### EXERCISE BRIEF
Determine the number of lines containing the word "name", and state that figure alone.

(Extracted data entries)
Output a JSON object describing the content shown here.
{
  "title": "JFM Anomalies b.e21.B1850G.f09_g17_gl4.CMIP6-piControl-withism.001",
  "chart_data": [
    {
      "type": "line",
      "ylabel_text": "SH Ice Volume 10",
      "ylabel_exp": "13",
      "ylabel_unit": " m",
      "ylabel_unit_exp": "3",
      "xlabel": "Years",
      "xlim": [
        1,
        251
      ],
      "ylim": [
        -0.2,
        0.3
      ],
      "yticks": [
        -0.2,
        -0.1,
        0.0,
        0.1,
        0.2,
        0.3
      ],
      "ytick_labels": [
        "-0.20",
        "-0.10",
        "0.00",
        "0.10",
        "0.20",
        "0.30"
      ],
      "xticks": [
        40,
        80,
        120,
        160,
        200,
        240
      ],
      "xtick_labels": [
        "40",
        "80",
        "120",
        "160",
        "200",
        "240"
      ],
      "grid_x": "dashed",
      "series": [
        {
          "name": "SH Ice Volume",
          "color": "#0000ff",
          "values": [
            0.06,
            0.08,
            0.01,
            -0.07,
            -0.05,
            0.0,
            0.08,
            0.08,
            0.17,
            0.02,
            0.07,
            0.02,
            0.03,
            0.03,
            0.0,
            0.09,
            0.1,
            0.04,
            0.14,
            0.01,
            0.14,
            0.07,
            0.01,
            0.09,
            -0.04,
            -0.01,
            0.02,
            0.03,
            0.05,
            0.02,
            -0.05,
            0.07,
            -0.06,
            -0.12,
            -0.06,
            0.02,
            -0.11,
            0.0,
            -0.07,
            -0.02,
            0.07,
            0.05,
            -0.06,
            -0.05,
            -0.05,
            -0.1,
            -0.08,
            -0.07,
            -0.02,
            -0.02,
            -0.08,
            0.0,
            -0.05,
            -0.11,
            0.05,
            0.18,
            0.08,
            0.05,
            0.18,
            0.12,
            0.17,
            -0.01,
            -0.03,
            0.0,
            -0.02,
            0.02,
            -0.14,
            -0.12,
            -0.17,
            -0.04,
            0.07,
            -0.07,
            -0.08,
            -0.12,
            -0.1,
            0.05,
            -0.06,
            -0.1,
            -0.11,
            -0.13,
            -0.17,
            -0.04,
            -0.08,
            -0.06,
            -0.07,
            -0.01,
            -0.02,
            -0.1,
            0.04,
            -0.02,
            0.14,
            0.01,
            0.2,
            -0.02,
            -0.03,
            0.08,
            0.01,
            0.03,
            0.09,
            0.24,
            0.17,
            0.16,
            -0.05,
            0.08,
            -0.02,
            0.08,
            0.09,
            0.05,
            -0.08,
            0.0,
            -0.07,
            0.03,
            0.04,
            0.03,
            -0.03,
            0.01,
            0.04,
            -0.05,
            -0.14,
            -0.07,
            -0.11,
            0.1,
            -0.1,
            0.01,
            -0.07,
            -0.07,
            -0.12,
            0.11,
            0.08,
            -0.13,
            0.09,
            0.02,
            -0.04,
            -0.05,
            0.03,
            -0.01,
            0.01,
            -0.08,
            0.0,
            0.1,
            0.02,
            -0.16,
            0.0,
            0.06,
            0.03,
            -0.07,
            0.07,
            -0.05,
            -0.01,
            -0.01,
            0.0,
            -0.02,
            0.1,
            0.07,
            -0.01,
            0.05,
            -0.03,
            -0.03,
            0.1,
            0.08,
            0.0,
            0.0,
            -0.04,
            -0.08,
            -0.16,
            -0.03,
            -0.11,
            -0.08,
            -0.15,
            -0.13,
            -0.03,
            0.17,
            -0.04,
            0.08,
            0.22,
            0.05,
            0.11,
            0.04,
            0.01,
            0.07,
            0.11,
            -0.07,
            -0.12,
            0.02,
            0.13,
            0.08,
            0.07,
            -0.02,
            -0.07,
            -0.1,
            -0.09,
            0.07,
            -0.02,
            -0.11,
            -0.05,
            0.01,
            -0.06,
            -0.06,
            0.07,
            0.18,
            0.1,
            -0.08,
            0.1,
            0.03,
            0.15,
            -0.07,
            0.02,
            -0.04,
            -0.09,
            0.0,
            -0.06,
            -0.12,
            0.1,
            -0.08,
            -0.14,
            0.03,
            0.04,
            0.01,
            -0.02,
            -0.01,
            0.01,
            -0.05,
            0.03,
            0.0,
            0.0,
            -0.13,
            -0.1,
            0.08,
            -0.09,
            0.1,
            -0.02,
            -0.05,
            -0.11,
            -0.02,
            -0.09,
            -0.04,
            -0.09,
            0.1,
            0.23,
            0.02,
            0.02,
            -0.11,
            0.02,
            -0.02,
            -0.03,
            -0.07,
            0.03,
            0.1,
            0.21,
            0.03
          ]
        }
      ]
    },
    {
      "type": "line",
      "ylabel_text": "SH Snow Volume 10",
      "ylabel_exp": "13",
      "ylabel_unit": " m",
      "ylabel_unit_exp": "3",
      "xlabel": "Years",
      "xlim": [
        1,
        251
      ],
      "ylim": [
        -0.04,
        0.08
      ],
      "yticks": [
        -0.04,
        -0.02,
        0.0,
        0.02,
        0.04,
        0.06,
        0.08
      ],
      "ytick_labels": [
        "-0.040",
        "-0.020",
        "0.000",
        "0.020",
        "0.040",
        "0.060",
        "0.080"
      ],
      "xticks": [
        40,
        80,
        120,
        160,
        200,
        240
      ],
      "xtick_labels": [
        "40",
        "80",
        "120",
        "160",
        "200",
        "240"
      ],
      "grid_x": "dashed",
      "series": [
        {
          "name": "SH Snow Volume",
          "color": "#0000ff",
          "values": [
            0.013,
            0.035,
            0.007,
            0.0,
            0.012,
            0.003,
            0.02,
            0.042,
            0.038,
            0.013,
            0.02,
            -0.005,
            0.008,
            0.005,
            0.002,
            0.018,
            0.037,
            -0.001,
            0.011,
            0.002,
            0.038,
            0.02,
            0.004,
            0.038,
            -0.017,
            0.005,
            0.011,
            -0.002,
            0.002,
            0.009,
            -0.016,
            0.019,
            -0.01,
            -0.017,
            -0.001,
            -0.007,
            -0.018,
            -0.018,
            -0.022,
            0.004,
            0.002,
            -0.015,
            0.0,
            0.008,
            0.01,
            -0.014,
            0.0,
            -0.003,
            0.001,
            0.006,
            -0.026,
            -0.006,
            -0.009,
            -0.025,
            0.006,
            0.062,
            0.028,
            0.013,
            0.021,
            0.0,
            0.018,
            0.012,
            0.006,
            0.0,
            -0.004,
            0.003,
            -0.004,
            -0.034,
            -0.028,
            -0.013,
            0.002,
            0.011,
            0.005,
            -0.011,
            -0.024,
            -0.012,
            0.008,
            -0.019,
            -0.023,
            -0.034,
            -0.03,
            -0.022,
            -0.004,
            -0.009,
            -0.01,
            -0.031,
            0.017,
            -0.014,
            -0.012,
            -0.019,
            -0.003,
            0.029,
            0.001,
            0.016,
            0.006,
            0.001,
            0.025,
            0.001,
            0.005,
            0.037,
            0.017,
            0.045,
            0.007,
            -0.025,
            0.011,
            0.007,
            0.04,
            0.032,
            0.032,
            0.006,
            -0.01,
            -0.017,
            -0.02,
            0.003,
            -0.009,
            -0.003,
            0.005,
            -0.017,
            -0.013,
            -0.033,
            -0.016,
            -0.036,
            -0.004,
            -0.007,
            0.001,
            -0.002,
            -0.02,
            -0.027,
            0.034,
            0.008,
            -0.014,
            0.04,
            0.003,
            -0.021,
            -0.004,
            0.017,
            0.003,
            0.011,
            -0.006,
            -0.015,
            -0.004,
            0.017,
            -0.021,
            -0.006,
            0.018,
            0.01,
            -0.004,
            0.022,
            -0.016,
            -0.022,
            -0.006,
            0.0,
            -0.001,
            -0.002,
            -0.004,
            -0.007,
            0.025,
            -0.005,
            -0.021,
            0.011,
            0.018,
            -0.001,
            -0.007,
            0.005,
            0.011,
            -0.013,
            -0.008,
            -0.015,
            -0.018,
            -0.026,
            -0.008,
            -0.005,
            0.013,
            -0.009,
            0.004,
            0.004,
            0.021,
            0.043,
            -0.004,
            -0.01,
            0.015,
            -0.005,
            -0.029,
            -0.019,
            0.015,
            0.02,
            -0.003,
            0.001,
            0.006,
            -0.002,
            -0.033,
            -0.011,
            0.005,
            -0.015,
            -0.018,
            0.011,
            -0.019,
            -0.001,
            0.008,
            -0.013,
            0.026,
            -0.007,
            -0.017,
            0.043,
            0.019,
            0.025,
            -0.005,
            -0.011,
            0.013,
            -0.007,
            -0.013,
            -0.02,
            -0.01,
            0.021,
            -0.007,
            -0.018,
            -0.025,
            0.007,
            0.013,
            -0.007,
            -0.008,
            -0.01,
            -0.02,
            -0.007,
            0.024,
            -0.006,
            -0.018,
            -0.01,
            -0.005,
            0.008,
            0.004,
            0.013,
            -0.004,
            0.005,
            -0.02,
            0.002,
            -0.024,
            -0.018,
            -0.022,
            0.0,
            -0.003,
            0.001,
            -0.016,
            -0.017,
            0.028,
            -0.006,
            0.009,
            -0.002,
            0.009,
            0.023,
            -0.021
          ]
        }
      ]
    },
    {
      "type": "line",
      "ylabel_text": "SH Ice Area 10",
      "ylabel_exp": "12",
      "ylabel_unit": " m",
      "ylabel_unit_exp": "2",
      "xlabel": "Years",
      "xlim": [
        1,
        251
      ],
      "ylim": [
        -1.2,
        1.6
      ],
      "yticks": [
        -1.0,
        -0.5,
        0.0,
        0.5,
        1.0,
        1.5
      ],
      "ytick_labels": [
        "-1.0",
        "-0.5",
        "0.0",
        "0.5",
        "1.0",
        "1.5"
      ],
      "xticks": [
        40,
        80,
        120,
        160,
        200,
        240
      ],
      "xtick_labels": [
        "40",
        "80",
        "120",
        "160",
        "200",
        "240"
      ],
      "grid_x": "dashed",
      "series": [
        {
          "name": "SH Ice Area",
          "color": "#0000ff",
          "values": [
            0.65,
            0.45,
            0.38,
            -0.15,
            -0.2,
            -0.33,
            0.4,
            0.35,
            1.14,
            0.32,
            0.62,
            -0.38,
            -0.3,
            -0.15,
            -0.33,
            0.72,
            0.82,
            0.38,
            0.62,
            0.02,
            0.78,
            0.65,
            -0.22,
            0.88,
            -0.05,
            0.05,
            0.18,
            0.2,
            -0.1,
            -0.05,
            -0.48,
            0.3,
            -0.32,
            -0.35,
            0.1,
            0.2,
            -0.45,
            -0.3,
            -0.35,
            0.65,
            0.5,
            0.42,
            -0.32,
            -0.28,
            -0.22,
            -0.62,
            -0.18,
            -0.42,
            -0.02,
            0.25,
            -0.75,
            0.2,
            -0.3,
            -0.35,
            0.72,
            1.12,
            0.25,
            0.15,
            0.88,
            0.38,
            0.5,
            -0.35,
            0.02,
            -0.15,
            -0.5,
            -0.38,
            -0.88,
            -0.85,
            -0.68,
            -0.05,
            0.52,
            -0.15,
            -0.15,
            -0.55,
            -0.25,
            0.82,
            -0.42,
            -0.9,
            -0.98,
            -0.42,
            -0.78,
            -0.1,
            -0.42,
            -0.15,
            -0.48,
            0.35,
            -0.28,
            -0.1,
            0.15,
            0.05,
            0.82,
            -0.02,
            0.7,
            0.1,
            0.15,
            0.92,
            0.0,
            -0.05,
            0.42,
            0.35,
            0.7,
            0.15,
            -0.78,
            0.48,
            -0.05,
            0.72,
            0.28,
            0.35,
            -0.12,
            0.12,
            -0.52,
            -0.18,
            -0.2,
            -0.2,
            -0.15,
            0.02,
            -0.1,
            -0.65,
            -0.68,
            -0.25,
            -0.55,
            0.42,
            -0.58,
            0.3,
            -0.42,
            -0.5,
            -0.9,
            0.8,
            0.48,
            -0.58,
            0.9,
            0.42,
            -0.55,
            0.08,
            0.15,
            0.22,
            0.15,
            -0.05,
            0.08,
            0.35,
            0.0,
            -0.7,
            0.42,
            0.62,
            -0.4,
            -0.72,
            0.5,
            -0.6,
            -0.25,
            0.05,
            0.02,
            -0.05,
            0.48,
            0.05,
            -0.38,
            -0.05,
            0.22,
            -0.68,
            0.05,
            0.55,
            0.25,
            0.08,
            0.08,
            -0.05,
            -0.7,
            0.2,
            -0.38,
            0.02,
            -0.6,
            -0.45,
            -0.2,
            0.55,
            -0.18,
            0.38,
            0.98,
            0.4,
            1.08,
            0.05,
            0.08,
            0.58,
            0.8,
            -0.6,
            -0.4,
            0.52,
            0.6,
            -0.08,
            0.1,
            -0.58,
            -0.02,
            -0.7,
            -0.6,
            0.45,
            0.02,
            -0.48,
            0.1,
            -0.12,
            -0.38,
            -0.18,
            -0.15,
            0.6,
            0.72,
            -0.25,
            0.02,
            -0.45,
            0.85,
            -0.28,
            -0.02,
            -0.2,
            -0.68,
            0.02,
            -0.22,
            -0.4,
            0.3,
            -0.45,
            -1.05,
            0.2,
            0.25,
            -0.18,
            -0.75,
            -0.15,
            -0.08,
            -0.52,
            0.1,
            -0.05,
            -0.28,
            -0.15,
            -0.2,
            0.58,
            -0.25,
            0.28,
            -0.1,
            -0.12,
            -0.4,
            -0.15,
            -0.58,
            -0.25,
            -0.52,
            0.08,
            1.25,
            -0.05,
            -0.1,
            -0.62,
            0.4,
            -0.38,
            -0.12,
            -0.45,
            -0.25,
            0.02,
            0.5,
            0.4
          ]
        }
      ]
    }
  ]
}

### COMPLETE ANSWER
3